OBJECTIVE: Write each record again exactly as it stands.

--- start RECORDS TO PROCESS ---

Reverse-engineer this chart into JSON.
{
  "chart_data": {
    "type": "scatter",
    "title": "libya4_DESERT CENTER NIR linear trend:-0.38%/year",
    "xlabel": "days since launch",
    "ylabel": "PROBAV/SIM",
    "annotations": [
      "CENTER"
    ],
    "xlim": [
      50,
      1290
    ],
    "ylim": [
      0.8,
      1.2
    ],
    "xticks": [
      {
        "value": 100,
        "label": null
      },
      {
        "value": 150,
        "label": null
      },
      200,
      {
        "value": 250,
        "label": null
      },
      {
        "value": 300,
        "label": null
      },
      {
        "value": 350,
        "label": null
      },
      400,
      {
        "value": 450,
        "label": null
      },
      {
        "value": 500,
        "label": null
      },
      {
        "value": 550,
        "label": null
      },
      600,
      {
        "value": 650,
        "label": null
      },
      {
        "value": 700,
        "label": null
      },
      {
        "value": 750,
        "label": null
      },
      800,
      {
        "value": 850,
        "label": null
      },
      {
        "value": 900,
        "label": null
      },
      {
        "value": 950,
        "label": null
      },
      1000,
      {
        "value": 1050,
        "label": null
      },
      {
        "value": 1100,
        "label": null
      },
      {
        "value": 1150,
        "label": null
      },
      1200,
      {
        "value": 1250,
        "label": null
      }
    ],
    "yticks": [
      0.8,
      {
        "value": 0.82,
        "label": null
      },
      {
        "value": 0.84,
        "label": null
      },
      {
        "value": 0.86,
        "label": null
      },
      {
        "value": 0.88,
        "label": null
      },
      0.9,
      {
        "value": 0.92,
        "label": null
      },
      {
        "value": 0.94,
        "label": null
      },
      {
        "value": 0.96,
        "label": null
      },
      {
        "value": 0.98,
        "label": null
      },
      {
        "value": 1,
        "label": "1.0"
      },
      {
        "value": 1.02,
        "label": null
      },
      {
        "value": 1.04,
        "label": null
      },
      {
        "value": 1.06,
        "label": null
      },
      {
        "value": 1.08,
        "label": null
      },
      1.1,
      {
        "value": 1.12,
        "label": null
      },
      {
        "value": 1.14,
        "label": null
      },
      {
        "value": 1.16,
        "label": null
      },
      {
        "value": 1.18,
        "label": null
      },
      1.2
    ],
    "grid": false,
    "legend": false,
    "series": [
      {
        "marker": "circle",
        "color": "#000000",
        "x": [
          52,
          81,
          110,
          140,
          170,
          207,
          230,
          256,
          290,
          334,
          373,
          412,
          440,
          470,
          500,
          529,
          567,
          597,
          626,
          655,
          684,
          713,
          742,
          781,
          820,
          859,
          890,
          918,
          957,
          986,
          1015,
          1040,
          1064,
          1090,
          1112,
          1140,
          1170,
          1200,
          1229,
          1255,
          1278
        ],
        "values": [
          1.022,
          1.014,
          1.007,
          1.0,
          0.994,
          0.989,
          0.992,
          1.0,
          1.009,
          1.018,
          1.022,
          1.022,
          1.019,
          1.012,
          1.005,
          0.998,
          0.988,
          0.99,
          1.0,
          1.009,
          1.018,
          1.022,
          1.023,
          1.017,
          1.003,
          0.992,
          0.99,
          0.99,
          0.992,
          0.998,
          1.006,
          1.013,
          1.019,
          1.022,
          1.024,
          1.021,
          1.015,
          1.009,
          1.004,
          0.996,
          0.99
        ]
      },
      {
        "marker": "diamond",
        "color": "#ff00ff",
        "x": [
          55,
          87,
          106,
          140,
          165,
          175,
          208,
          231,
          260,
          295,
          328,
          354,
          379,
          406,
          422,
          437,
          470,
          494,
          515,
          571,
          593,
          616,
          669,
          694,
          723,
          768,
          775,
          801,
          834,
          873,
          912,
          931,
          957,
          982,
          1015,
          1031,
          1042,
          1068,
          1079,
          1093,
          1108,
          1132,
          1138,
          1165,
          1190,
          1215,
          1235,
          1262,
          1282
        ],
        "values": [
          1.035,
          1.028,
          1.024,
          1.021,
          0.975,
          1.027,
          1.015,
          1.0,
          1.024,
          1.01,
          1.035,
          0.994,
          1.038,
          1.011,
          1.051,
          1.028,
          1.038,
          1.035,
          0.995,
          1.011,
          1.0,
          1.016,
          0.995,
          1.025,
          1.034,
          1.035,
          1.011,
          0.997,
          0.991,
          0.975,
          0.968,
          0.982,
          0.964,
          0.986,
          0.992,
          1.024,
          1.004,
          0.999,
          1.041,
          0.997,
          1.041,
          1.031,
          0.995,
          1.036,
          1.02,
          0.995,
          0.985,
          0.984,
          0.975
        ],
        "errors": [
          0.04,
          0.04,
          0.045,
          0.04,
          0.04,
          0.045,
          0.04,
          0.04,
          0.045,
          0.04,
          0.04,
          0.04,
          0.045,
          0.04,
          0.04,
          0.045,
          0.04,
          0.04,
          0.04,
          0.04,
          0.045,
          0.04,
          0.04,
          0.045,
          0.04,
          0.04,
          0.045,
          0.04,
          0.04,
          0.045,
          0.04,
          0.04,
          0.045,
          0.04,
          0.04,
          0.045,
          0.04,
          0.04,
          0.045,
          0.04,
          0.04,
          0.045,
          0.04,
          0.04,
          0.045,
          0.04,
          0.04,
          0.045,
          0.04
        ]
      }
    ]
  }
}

--- end RECORDS TO PROCESS ---

SOLUTION TO THIS PROBLEM:
Reverse-engineer this chart into JSON.
{
  "chart_data": {
    "type": "scatter",
    "title": "libya4_DESERT CENTER NIR linear trend:-0.38%/year",
    "xlabel": "days since launch",
    "ylabel": "PROBAV/SIM",
    "annotations": [
      "CENTER"
    ],
    "xlim": [
      50,
      1290
    ],
    "ylim": [
      0.8,
      1.2
    ],
    "xticks": [
      {
        "value": 100,
        "label": null
      },
      {
        "value": 150,
        "label": null
      },
      200,
      {
        "value": 250,
        "label": null
      },
      {
        "value": 300,
        "label": null
      },
      {
        "value": 350,
        "label": null
      },
      400,
      {
        "value": 450,
        "label": null
      },
      {
        "value": 500,
        "label": null
      },
      {
        "value": 550,
        "label": null
      },
      600,
      {
        "value": 650,
        "label": null
      },
      {
        "value": 700,
        "label": null
      },
      {
        "value": 750,
        "label": null
      },
      800,
      {
        "value": 850,
        "label": null
      },
      {
        "value": 900,
        "label": null
      },
      {
        "value": 950,
        "label": null
      },
      1000,
      {
        "value": 1050,
        "label": null
      },
      {
        "value": 1100,
        "label": null
      },
      {
        "value": 1150,
        "label": null
      },
      1200,
      {
        "value": 1250,
        "label": null
      }
    ],
    "yticks": [
      0.8,
      {
        "value": 0.82,
        "label": null
      },
      {
        "value": 0.84,
        "label": null
      },
      {
        "value": 0.86,
        "label": null
      },
      {
        "value": 0.88,
        "label": null
      },
      0.9,
      {
        "value": 0.92,
        "label": null
      },
      {
        "value": 0.94,
        "label": null
      },
      {
        "value": 0.96,
        "label": null
      },
      {
        "value": 0.98,
        "label": null
      },
      {
        "value": 1,
        "label": "1.0"
      },
      {
        "value": 1.02,
        "label": null
      },
      {
        "value": 1.04,
        "label": null
      },
      {
        "value": 1.06,
        "label": null
      },
      {
        "value": 1.08,
        "label": null
      },
      1.1,
      {
        "value": 1.12,
        "label": null
      },
      {
        "value": 1.14,
        "label": null
      },
      {
        "value": 1.16,
        "label": null
      },
      {
        "value": 1.18,
        "label": null
      },
      1.2
    ],
    "grid": false,
    "legend": false,
    "series": [
      {
        "marker": "circle",
        "color": "#000000",
        "x": [
          52,
          81,
          110,
          140,
          170,
          207,
          230,
          256,
          290,
          334,
          373,
          412,
          440,
          470,
          500,
          529,
          567,
          597,
          626,
          655,
          684,
          713,
          742,
          781,
          820,
          859,
          890,
          918,
          957,
          986,
          1015,
          1040,
          1064,
          1090,
          1112,
          1140,
          1170,
          1200,
          1229,
          1255,
          1278
        ],
        "values": [
          1.022,
          1.014,
          1.007,
          1.0,
          0.994,
          0.989,
          0.992,
          1.0,
          1.009,
          1.018,
          1.022,
          1.022,
          1.019,
          1.012,
          1.005,
          0.998,
          0.988,
          0.99,
          1.0,
          1.009,
          1.018,
          1.022,
          1.023,
          1.017,
          1.003,
          0.992,
          0.99,
          0.99,
          0.992,
          0.998,
          1.006,
          1.013,
          1.019,
          1.022,
          1.024,
          1.021,
          1.015,
          1.009,
          1.004,
          0.996,
          0.99
        ]
      },
      {
        "marker": "diamond",
        "color": "#ff00ff",
        "x": [
          55,
          87,
          106,
          140,
          165,
          175,
          208,
          231,
          260,
          295,
          328,
          354,
          379,
          406,
          422,
          437,
          470,
          494,
          515,
          571,
          593,
          616,
          669,
          694,
          723,
          768,
          775,
          801,
          834,
          873,
          912,
          931,
          957,
          982,
          1015,
          1031,
          1042,
          1068,
          1079,
          1093,
          1108,
          1132,
          1138,
          1165,
          1190,
          1215,
          1235,
          1262,
          1282
        ],
        "values": [
          1.035,
          1.028,
          1.024,
          1.021,
          0.975,
          1.027,
          1.015,
          1.0,
          1.024,
          1.01,
          1.035,
          0.994,
          1.038,
          1.011,
          1.051,
          1.028,
          1.038,
          1.035,
          0.995,
          1.011,
          1.0,
          1.016,
          0.995,
          1.025,
          1.034,
          1.035,
          1.011,
          0.997,
          0.991,
          0.975,
          0.968,
          0.982,
          0.964,
          0.986,
          0.992,
          1.024,
          1.004,
          0.999,
          1.041,
          0.997,
          1.041,
          1.031,
          0.995,
          1.036,
          1.02,
          0.995,
          0.985,
          0.984,
          0.975
        ],
        "errors": [
          0.04,
          0.04,
          0.045,
          0.04,
          0.04,
          0.045,
          0.04,
          0.04,
          0.045,
          0.04,
          0.04,
          0.04,
          0.045,
          0.04,
          0.04,
          0.045,
          0.04,
          0.04,
          0.04,
          0.04,
          0.045,
          0.04,
          0.04,
          0.045,
          0.04,
          0.04,
          0.045,
          0.04,
          0.04,
          0.045,
          0.04,
          0.04,
          0.045,
          0.04,
          0.04,
          0.045,
          0.04,
          0.04,
          0.045,
          0.04,
          0.04,
          0.045,
          0.04,
          0.04,
          0.045,
          0.04,
          0.04,
          0.045,
          0.04
        ]
      }
    ]
  }
}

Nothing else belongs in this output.